- **Data listing**:
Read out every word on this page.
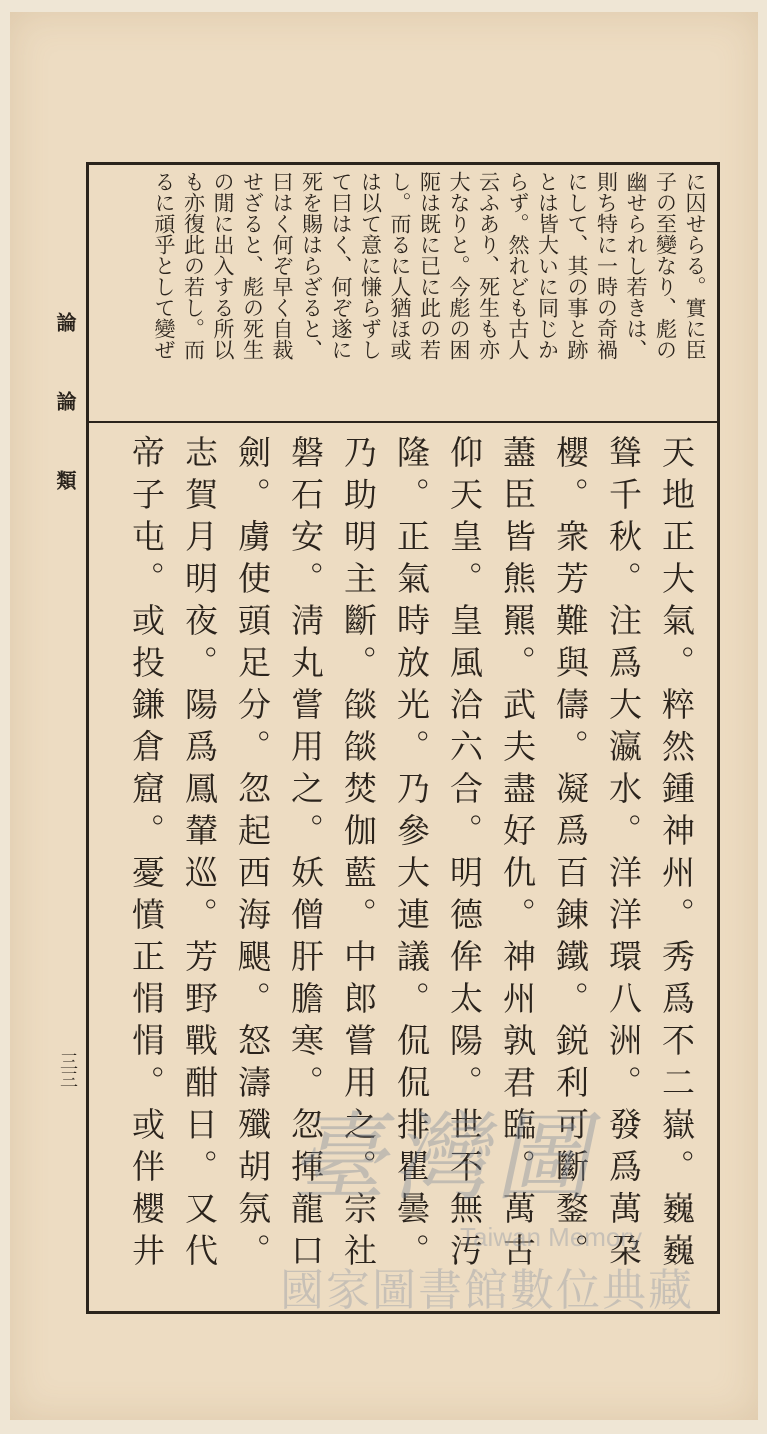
論 論 類
三三
に囚せらる。實に臣
子の至變なり、彪の
幽せられし若きは、
則ち特に一時の奇禍
にして、其の事と跡
とは皆大いに同じか
らず。然れども古人
云ふあり、死生も亦
大なりと。今彪の困
阨は既に已に此の若
し。而るに人猶ほ或
は以て意に慊らずし
て曰はく、何ぞ遂に
死を賜はらざると、
曰はく何ぞ早く自裁
せざると、彪の死生
の閒に出入する所以
も亦復此の若し。而
るに頑乎として變ぜ
天地正大氣。粹然鍾神州。秀爲不二嶽。巍巍
聳千秋。注爲大瀛水。洋洋環八洲。發爲萬朶
櫻。衆芳難與儔。凝爲百錬鐵。鋭利可斷鍪。
藎臣皆熊羆。武夫盡好仇。神州孰君臨。萬古
仰天皇。皇風洽六合。明德侔太陽。世不無汚
隆。正氣時放光。乃參大連議。侃侃排瞿曇。
乃助明主斷。燄燄焚伽藍。中郎嘗用之。宗社
磐石安。淸丸嘗用之。妖僧肝膽寒。忽揮龍口
劍。虜使頭足分。忽起西海颶。怒濤殲胡氛。
志賀月明夜。陽爲鳳輦巡。芳野戰酣日。又代
帝子屯。或投鎌倉窟。憂憤正悁悁。或伴櫻井	臺灣圖
Taiwan Memory
國家圖書館數位典藏
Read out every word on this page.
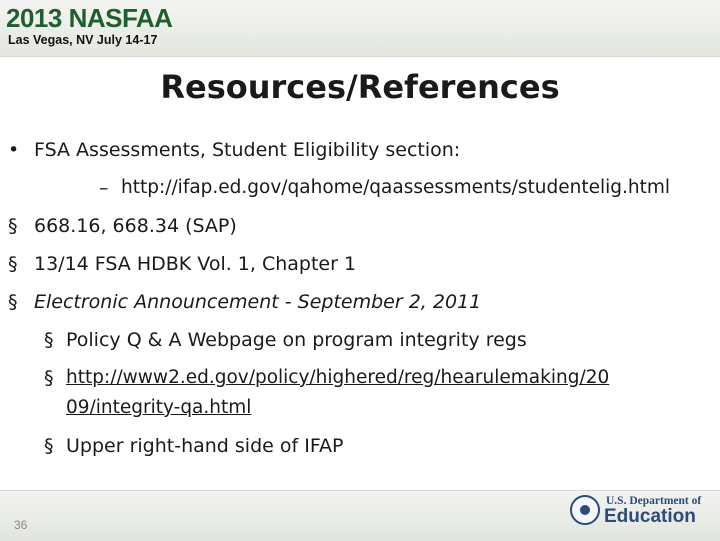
2013 NASFAA
Las Vegas, NV July 14-17
Resources/References
• FSA Assessments, Student Eligibility section:
– http://ifap.ed.gov/qahome/qaassessments/studentelig.html
§ 668.16, 668.34 (SAP)
§ 13/14 FSA HDBK Vol. 1, Chapter 1
§ Electronic Announcement - September 2, 2011
§ Policy Q & A Webpage on program integrity regs
§ http://www2.ed.gov/policy/highered/reg/hearulemaking/20
09/integrity-qa.html
§ Upper right-hand side of IFAP
36
U.S. Department of
Education
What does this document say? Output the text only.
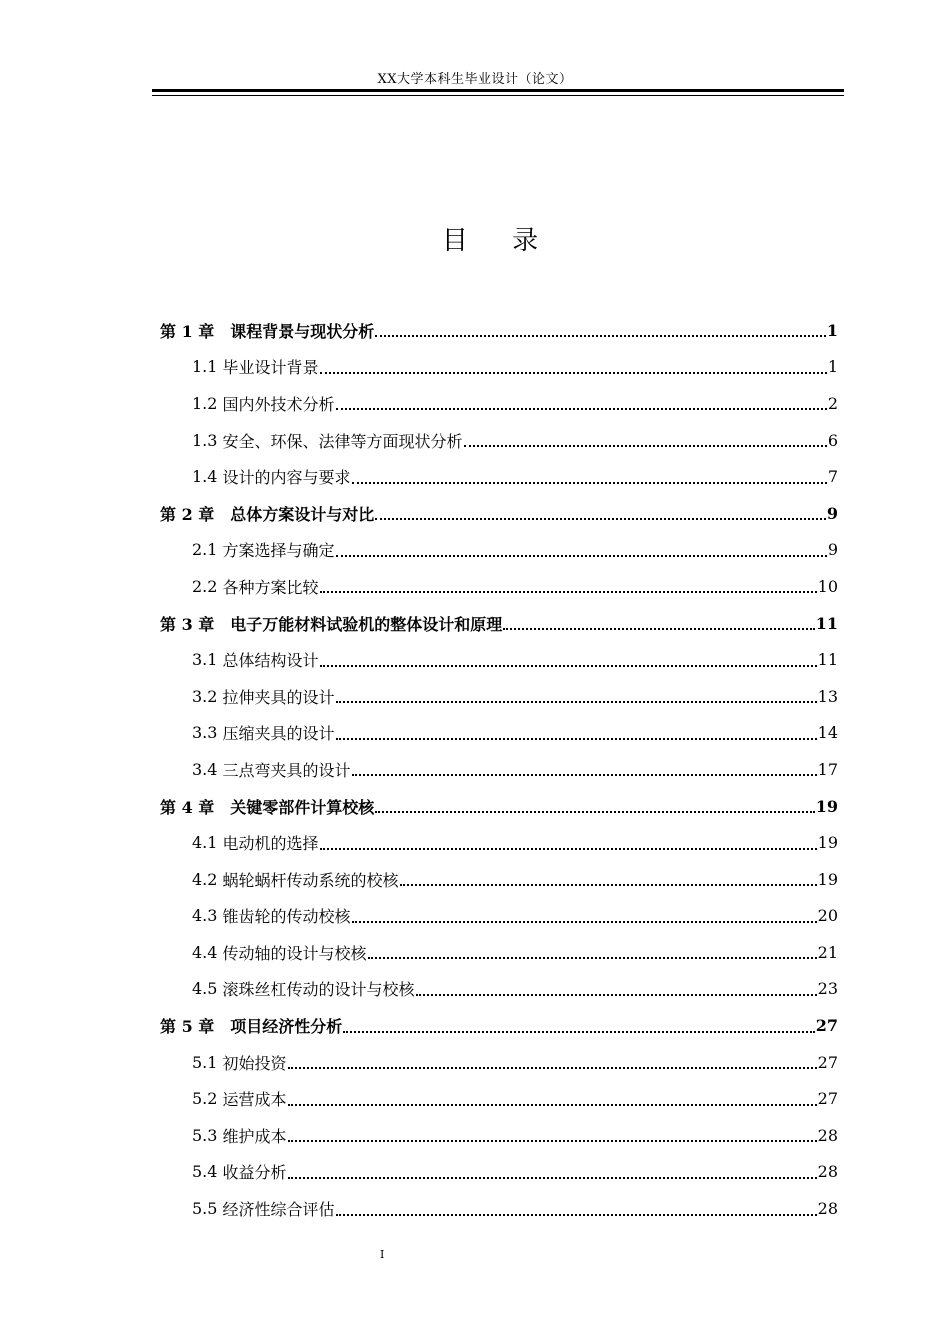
XX大学本科生毕业设计（论文）
目 录
第 1 章　 课程背景与现状分析	1
1.1 毕业设计背景	1
1.2 国内外技术分析	2
1.3 安全、环保、法律等方面现状分析	6
1.4 设计的内容与要求	7
第 2 章　 总体方案设计与对比	9
2.1 方案选择与确定	9
2.2 各种方案比较	10
第 3 章　 电子万能材料试验机的整体设计和原理	11
3.1 总体结构设计	11
3.2 拉伸夹具的设计	13
3.3 压缩夹具的设计	14
3.4 三点弯夹具的设计	17
第 4 章　 关键零部件计算校核	19
4.1 电动机的选择	19
4.2 蜗轮蜗杆传动系统的校核	19
4.3 锥齿轮的传动校核	20
4.4 传动轴的设计与校核	21
4.5 滚珠丝杠传动的设计与校核	23
第 5 章　 项目经济性分析	27
5.1 初始投资	27
5.2 运营成本	27
5.3 维护成本	28
5.4 收益分析	28
5.5 经济性综合评估	28
I
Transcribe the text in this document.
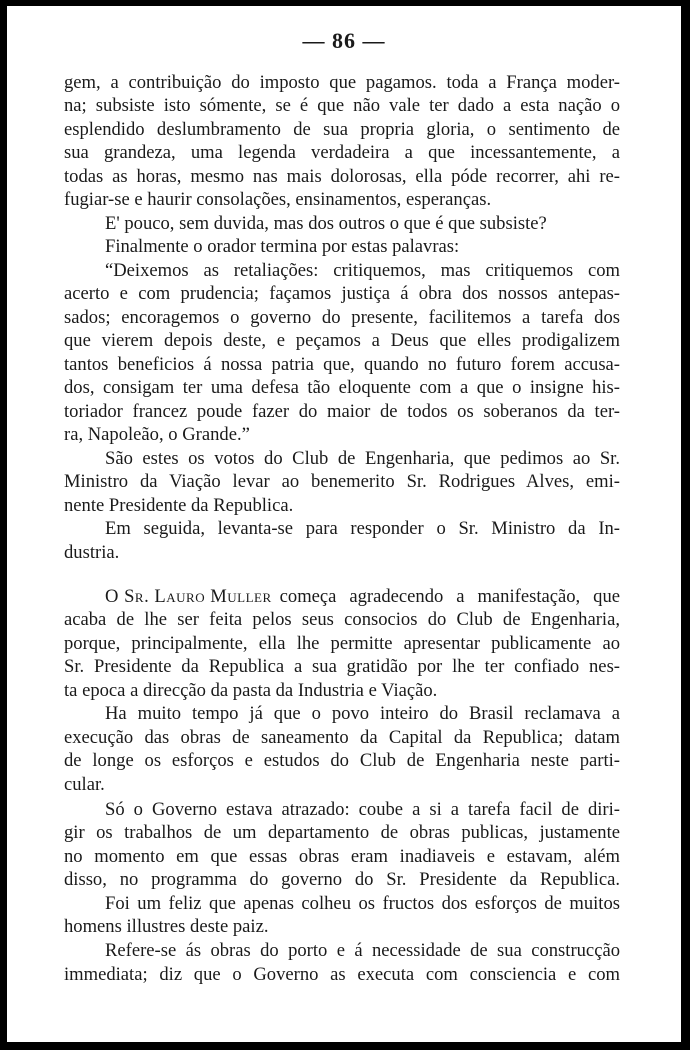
— 86 —
gem, a contribuição do imposto que pagamos. toda a França moder-
na; subsiste isto sómente, se é que não vale ter dado a esta nação o
esplendido deslumbramento de sua propria gloria, o sentimento de
sua grandeza, uma legenda verdadeira a que incessantemente, a
todas as horas, mesmo nas mais dolorosas, ella póde recorrer, ahi re-
fugiar-se e haurir consolações, ensinamentos, esperanças.
E' pouco, sem duvida, mas dos outros o que é que subsiste?
Finalmente o orador termina por estas palavras:
“Deixemos as retaliações: critiquemos, mas critiquemos com
acerto e com prudencia; façamos justiça á obra dos nossos antepas-
sados; encoragemos o governo do presente, facilitemos a tarefa dos
que vierem depois deste, e peçamos a Deus que elles prodigalizem
tantos beneficios á nossa patria que, quando no futuro forem accusa-
dos, consigam ter uma defesa tão eloquente com a que o insigne his-
toriador francez poude fazer do maior de todos os soberanos da ter-
ra, Napoleão, o Grande.”
São estes os votos do Club de Engenharia, que pedimos ao Sr.
Ministro da Viação levar ao benemerito Sr. Rodrigues Alves, emi-
nente Presidente da Republica.
Em seguida, levanta-se para responder o Sr. Ministro da In-
dustria.
O Sr. Lauro Muller começa agradecendo a manifestação, que
acaba de lhe ser feita pelos seus consocios do Club de Engenharia,
porque, principalmente, ella lhe permitte apresentar publicamente ao
Sr. Presidente da Republica a sua gratidão por lhe ter confiado nes-
ta epoca a direcção da pasta da Industria e Viação.
Ha muito tempo já que o povo inteiro do Brasil reclamava a
execução das obras de saneamento da Capital da Republica; datam
de longe os esforços e estudos do Club de Engenharia neste parti-
cular.
Só o Governo estava atrazado: coube a si a tarefa facil de diri-
gir os trabalhos de um departamento de obras publicas, justamente
no momento em que essas obras eram inadiaveis e estavam, além
disso, no programma do governo do Sr. Presidente da Republica.
Foi um feliz que apenas colheu os fructos dos esforços de muitos
homens illustres deste paiz.
Refere-se ás obras do porto e á necessidade de sua construcção
immediata; diz que o Governo as executa com consciencia e com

- **What the exercise asks**: Provide solely the number of lines in the data that include the word "esforços".

- **Answer for the task**: 2